Brano estratto
..............................

Postato su 2015-07-06 In Riflessioni e opinioni

Cordialità

P. Guillermo Carmona, direttore Nazionale del Movimento di Schoenstatt in Argentina •

La “vicinanza” e la “cortesia” sono necessari per andare all’incontro. Ma anche lo è la “cordialità”. La parola deriva dal latino, “cor- cordis”, “cuore- del cuore”, parla di qualcosa che scorre da dentro, non è semplice esperienza, né buone maniere, bensì affetto sincero per gli altri. La vera cordialità ha una sola intenzione: trasmettere gioia ai fratelli. Tutto sorge dal cuore e al cuore ritorna.

La cordialità si impara soprattutto in casa. Sono i genitori coloro che insegnano a salutare e a ringraziare, a condividere, a cedere e ad offrire. La scuola completa ciò che è stato insegnato e dovrebbe affermarlo… Il nostro tema annuale: “In Alleanza andiamo all’incontro” ci aiuta ad assumerlo più seriamente.

..............................

Consegna
Per favore, indica se ciascuna affermazione concorda con il testo sulla cordialità, rispondendo sì o no e citando alla lettera le parole del testo che lo decidono.
(a) La parola "cordialità" ha origine latina.
(b) La cordialità si impara soprattutto a scuola.
(c) La vera cordialità ha diverse intenzioni.

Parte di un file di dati
..............................

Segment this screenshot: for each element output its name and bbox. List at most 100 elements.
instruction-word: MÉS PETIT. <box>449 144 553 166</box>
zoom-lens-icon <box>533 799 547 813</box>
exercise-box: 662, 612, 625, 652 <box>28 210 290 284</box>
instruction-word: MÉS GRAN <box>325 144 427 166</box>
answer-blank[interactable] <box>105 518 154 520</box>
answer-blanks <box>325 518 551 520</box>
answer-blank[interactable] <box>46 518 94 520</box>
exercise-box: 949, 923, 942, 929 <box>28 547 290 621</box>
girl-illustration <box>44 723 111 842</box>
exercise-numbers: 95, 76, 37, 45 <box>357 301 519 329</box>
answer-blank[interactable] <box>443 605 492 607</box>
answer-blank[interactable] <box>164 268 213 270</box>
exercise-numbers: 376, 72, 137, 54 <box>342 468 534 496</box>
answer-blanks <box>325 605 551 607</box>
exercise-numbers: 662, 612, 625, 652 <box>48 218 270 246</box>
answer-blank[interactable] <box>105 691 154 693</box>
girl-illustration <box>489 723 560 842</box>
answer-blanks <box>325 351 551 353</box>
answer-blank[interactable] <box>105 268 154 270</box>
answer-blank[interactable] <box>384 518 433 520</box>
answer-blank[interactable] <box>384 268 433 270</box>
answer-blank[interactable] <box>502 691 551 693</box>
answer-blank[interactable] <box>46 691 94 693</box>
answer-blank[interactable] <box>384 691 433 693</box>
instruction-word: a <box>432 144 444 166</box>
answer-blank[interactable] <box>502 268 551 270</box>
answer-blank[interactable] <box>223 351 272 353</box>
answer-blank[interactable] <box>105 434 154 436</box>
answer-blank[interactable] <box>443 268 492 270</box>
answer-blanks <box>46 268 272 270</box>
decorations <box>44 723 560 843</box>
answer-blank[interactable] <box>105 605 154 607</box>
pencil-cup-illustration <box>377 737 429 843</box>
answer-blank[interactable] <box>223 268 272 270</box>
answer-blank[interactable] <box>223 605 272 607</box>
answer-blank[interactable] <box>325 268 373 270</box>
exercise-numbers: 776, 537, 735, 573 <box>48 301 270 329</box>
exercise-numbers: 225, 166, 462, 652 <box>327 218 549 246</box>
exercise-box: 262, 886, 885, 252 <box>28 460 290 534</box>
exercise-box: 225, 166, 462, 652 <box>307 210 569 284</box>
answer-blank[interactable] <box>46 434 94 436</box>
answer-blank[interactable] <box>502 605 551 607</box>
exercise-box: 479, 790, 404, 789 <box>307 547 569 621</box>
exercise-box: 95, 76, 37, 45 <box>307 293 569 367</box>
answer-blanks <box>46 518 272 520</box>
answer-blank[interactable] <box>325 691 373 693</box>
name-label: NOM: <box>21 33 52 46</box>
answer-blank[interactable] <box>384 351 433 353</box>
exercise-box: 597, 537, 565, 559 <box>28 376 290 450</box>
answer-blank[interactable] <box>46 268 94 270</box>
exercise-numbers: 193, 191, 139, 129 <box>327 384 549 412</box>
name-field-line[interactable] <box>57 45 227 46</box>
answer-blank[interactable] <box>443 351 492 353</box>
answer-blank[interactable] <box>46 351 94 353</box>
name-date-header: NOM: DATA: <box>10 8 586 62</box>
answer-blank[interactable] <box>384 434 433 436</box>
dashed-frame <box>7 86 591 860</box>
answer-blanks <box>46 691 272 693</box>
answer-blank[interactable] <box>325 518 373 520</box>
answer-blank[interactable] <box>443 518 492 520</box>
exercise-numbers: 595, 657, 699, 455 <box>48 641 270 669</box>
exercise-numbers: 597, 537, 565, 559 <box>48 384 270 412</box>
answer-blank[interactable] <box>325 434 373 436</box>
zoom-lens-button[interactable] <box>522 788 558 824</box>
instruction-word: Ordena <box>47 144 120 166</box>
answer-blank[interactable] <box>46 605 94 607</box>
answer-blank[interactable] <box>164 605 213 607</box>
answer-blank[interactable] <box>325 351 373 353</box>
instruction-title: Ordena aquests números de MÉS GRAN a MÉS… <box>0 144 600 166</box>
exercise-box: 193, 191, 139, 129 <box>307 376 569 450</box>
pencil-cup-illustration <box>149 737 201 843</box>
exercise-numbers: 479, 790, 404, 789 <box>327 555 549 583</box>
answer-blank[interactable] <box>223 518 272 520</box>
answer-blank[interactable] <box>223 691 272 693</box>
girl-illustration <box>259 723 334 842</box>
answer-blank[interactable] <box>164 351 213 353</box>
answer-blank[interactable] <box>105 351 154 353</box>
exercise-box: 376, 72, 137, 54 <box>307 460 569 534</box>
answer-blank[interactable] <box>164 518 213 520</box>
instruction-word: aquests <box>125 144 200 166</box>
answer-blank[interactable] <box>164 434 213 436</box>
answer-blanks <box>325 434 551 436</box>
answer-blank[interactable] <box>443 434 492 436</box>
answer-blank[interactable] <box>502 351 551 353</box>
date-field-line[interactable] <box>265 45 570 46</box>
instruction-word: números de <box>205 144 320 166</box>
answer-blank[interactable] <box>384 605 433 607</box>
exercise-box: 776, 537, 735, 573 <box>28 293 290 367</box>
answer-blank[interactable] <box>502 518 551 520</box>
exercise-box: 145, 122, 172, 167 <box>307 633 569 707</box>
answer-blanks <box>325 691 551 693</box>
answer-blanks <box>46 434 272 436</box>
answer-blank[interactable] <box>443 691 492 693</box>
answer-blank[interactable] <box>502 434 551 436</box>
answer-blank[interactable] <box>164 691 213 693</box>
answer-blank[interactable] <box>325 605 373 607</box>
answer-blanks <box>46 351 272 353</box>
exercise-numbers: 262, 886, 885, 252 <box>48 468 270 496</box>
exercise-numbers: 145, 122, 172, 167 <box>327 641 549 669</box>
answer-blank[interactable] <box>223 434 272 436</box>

..............................

Esito esercizio
(a) Sì: «La parola deriva dal latino, “cor- cordis”, “cuore- del cuore”».
(b) No: «La cordialità si impara soprattutto in casa».
(c) No: «La vera cordialità ha una sola intenzione: trasmettere gioia ai fratelli».